• **Work required**
Can you copy out the data exactly? Leave the images out.

[Excerpts from a figure dataset]
++++++

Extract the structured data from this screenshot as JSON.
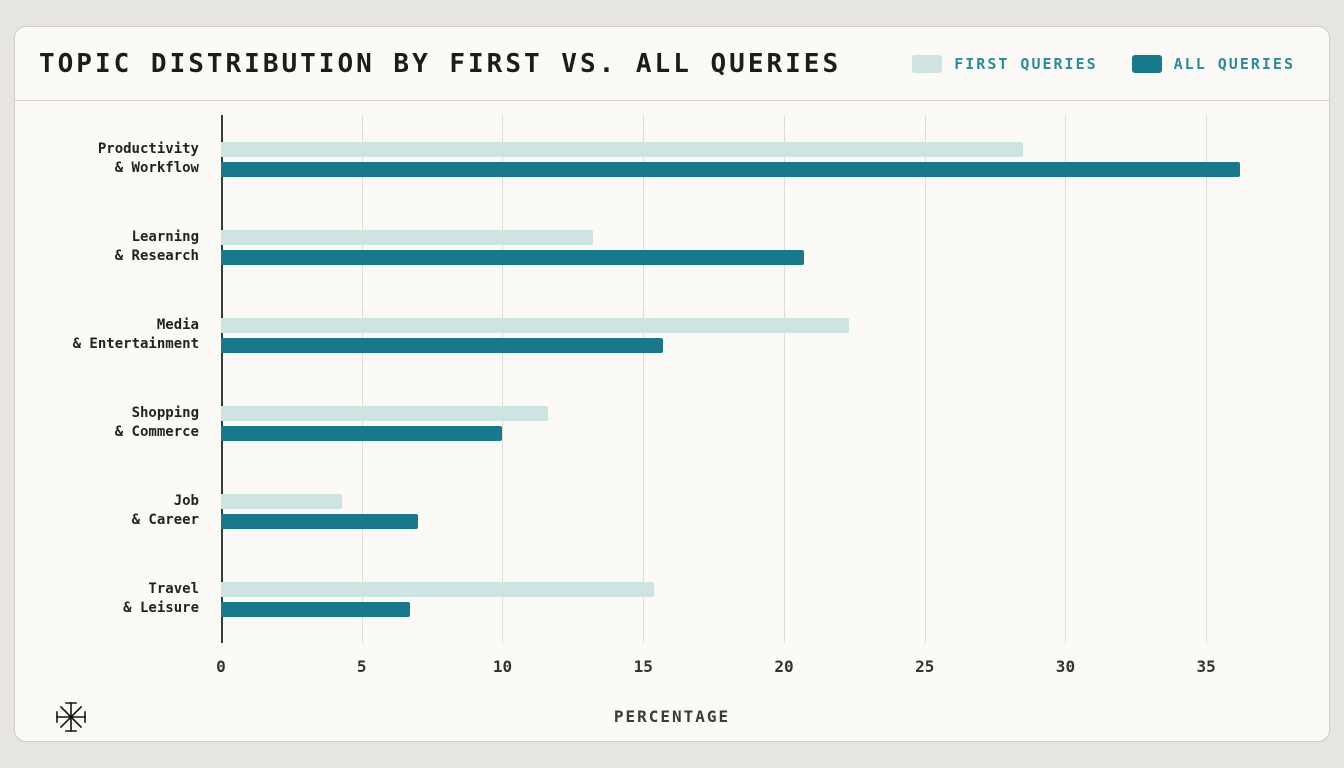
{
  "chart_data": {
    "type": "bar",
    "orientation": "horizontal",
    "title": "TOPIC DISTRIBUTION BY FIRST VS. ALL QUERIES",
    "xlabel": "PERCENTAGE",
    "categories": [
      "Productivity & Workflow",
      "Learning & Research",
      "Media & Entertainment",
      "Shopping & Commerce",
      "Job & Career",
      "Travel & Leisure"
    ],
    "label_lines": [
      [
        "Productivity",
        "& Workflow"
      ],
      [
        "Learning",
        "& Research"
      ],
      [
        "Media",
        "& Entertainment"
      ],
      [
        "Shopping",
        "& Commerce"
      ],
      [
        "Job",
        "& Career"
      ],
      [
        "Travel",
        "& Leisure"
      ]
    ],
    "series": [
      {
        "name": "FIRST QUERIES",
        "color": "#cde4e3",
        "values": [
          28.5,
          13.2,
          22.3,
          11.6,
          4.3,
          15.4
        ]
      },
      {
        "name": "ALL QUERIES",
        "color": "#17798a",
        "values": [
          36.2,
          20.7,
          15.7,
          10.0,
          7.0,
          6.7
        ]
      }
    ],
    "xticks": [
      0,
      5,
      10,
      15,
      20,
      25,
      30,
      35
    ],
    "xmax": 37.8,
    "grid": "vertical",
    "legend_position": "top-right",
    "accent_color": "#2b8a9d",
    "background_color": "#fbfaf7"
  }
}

++++++

• **Worked solution**
Extract the structured data from this screenshot as JSON.
{
  "chart_data": {
    "type": "bar",
    "orientation": "horizontal",
    "title": "TOPIC DISTRIBUTION BY FIRST VS. ALL QUERIES",
    "xlabel": "PERCENTAGE",
    "categories": [
      "Productivity & Workflow",
      "Learning & Research",
      "Media & Entertainment",
      "Shopping & Commerce",
      "Job & Career",
      "Travel & Leisure"
    ],
    "label_lines": [
      [
        "Productivity",
        "& Workflow"
      ],
      [
        "Learning",
        "& Research"
      ],
      [
        "Media",
        "& Entertainment"
      ],
      [
        "Shopping",
        "& Commerce"
      ],
      [
        "Job",
        "& Career"
      ],
      [
        "Travel",
        "& Leisure"
      ]
    ],
    "series": [
      {
        "name": "FIRST QUERIES",
        "color": "#cde4e3",
        "values": [
          28.5,
          13.2,
          22.3,
          11.6,
          4.3,
          15.4
        ]
      },
      {
        "name": "ALL QUERIES",
        "color": "#17798a",
        "values": [
          36.2,
          20.7,
          15.7,
          10.0,
          7.0,
          6.7
        ]
      }
    ],
    "xticks": [
      0,
      5,
      10,
      15,
      20,
      25,
      30,
      35
    ],
    "xmax": 37.8,
    "grid": "vertical",
    "legend_position": "top-right",
    "accent_color": "#2b8a9d",
    "background_color": "#fbfaf7"
  }
}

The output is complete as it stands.